AIM OF THE TASK → Every entry that follows should be repeated exactly; drop the images.

GIVEN DATA →
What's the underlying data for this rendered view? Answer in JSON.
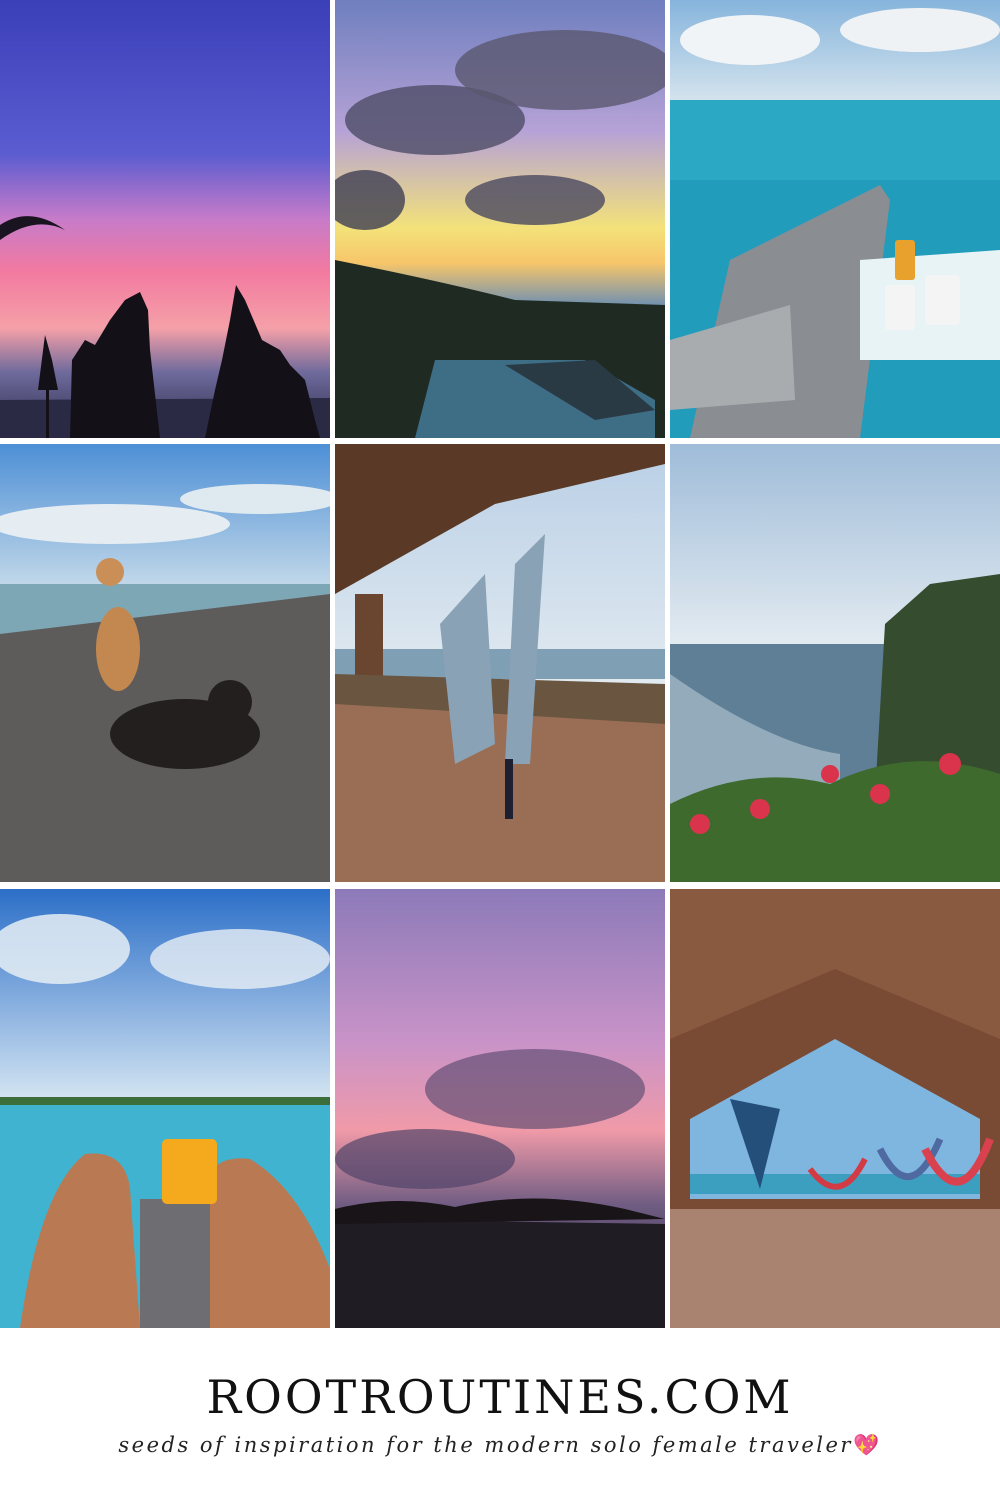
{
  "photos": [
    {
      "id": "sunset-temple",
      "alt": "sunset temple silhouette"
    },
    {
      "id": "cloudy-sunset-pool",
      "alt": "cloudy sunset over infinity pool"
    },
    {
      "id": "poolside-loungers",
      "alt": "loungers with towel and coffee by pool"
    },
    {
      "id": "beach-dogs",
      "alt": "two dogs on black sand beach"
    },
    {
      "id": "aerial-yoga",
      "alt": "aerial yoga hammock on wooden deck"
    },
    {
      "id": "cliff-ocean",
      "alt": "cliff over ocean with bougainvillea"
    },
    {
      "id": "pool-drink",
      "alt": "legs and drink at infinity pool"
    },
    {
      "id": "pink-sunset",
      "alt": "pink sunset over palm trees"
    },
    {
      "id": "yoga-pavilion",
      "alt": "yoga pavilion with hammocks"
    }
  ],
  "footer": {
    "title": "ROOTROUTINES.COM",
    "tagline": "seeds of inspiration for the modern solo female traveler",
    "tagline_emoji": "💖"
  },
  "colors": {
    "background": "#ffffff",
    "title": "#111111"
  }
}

RESPONSE →
What's the underlying data for this rendered view? Answer in JSON.
{
  "photos": [
    {
      "id": "sunset-temple",
      "alt": "sunset temple silhouette"
    },
    {
      "id": "cloudy-sunset-pool",
      "alt": "cloudy sunset over infinity pool"
    },
    {
      "id": "poolside-loungers",
      "alt": "loungers with towel and coffee by pool"
    },
    {
      "id": "beach-dogs",
      "alt": "two dogs on black sand beach"
    },
    {
      "id": "aerial-yoga",
      "alt": "aerial yoga hammock on wooden deck"
    },
    {
      "id": "cliff-ocean",
      "alt": "cliff over ocean with bougainvillea"
    },
    {
      "id": "pool-drink",
      "alt": "legs and drink at infinity pool"
    },
    {
      "id": "pink-sunset",
      "alt": "pink sunset over palm trees"
    },
    {
      "id": "yoga-pavilion",
      "alt": "yoga pavilion with hammocks"
    }
  ],
  "footer": {
    "title": "ROOTROUTINES.COM",
    "tagline": "seeds of inspiration for the modern solo female traveler",
    "tagline_emoji": "💖"
  },
  "colors": {
    "background": "#ffffff",
    "title": "#111111"
  }
}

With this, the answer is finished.